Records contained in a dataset
○ ○ ○ ○ ○ ○ ○

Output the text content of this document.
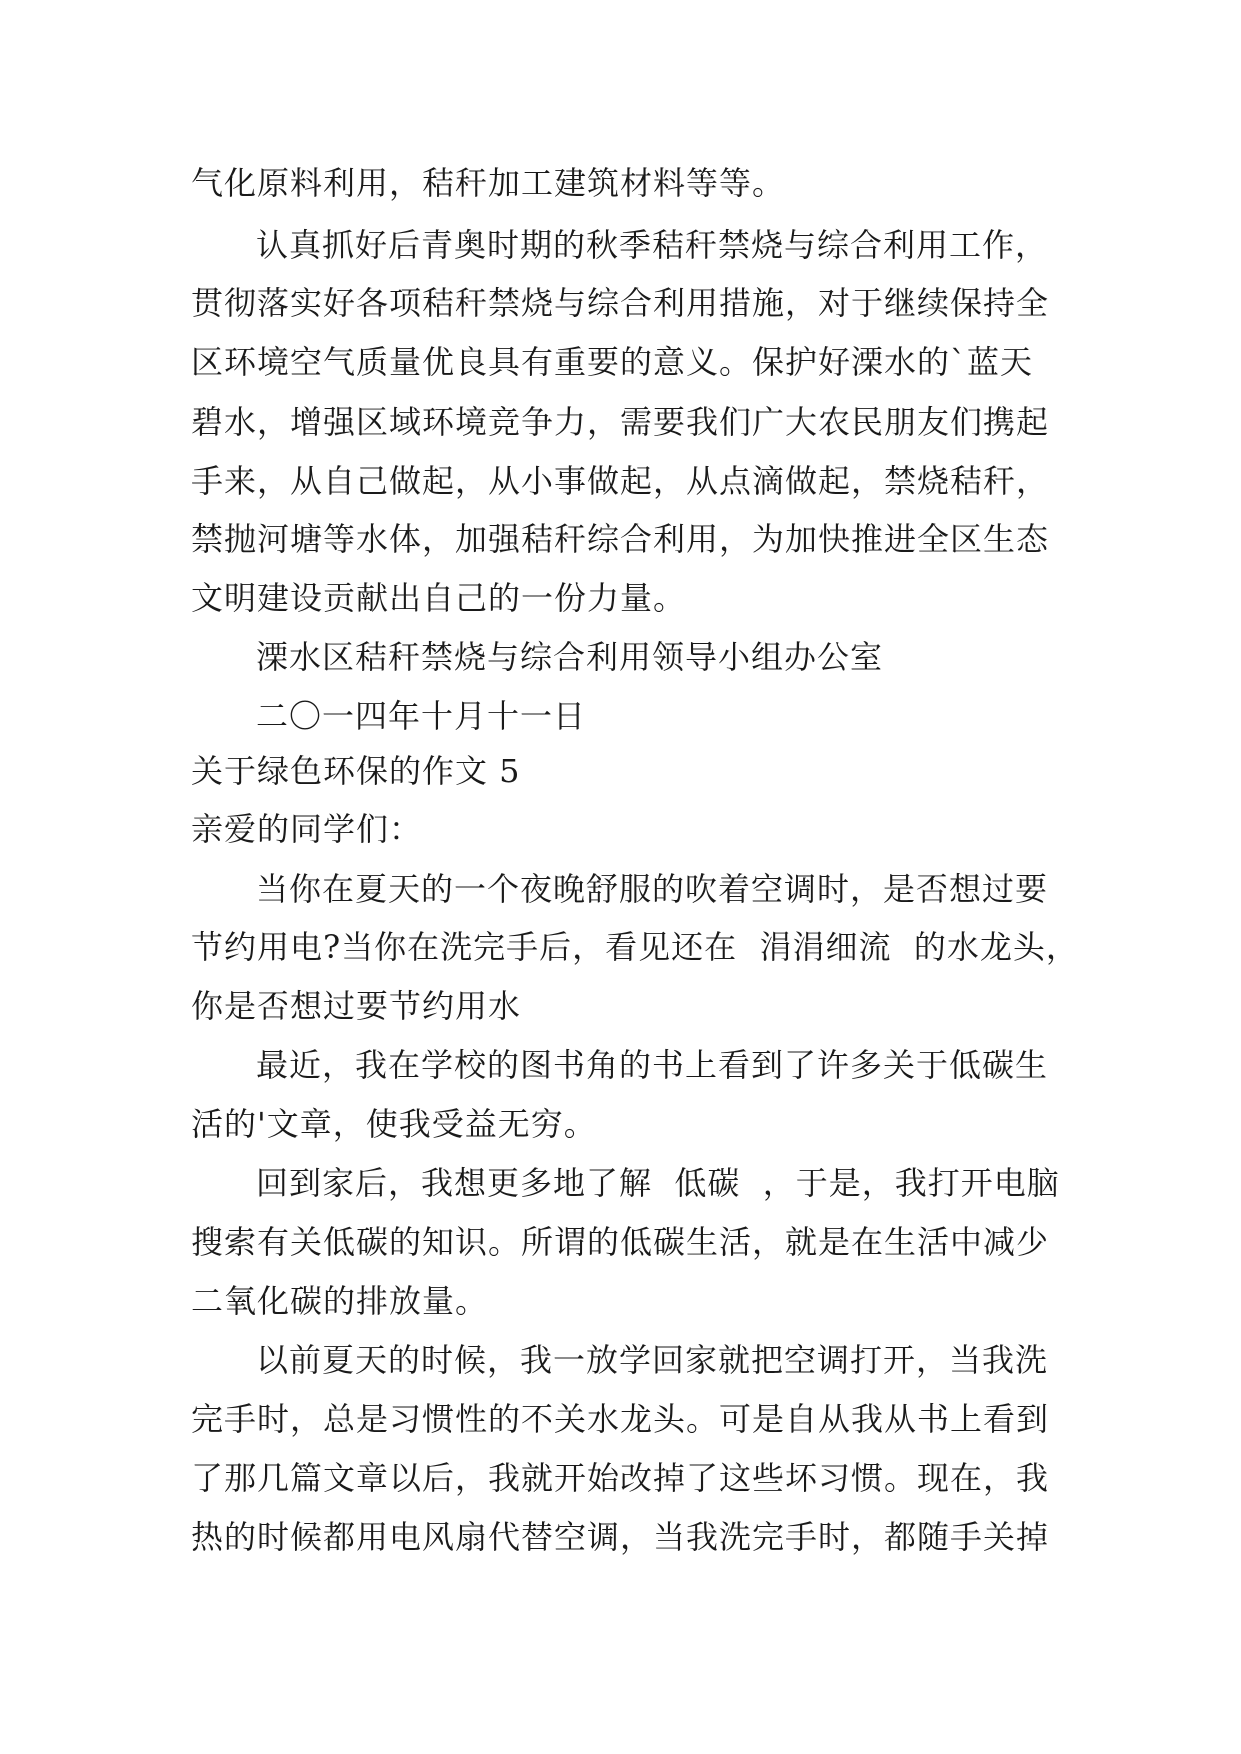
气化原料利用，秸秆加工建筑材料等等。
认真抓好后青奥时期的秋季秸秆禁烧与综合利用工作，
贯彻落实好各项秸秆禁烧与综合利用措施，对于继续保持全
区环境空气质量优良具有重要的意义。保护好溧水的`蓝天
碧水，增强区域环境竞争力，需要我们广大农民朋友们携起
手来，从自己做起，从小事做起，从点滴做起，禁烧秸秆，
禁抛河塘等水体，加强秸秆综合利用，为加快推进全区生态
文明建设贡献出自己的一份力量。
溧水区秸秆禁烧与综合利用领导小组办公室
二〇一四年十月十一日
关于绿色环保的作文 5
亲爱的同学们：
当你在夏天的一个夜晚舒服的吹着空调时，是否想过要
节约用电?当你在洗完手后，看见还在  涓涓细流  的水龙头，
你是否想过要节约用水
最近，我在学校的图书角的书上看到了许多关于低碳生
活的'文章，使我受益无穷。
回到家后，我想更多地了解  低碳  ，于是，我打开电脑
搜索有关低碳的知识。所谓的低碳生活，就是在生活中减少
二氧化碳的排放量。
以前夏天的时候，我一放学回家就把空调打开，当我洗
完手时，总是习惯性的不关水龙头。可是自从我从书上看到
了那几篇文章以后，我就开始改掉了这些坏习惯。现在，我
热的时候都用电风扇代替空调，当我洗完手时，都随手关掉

○ ○ ○ ○ ○ ○ ○

_EXERCISE PROMPT_:
Transcribe the complete set of entries verbatim. No pictures belong in the copy.

_THE OUTPUT_:
Output the text content of this document.
气化原料利用，秸秆加工建筑材料等等。
认真抓好后青奥时期的秋季秸秆禁烧与综合利用工作，
贯彻落实好各项秸秆禁烧与综合利用措施，对于继续保持全
区环境空气质量优良具有重要的意义。保护好溧水的`蓝天
碧水，增强区域环境竞争力，需要我们广大农民朋友们携起
手来，从自己做起，从小事做起，从点滴做起，禁烧秸秆，
禁抛河塘等水体，加强秸秆综合利用，为加快推进全区生态
文明建设贡献出自己的一份力量。
溧水区秸秆禁烧与综合利用领导小组办公室
二〇一四年十月十一日
关于绿色环保的作文 5
亲爱的同学们：
当你在夏天的一个夜晚舒服的吹着空调时，是否想过要
节约用电?当你在洗完手后，看见还在  涓涓细流  的水龙头，
你是否想过要节约用水
最近，我在学校的图书角的书上看到了许多关于低碳生
活的'文章，使我受益无穷。
回到家后，我想更多地了解  低碳  ，于是，我打开电脑
搜索有关低碳的知识。所谓的低碳生活，就是在生活中减少
二氧化碳的排放量。
以前夏天的时候，我一放学回家就把空调打开，当我洗
完手时，总是习惯性的不关水龙头。可是自从我从书上看到
了那几篇文章以后，我就开始改掉了这些坏习惯。现在，我
热的时候都用电风扇代替空调，当我洗完手时，都随手关掉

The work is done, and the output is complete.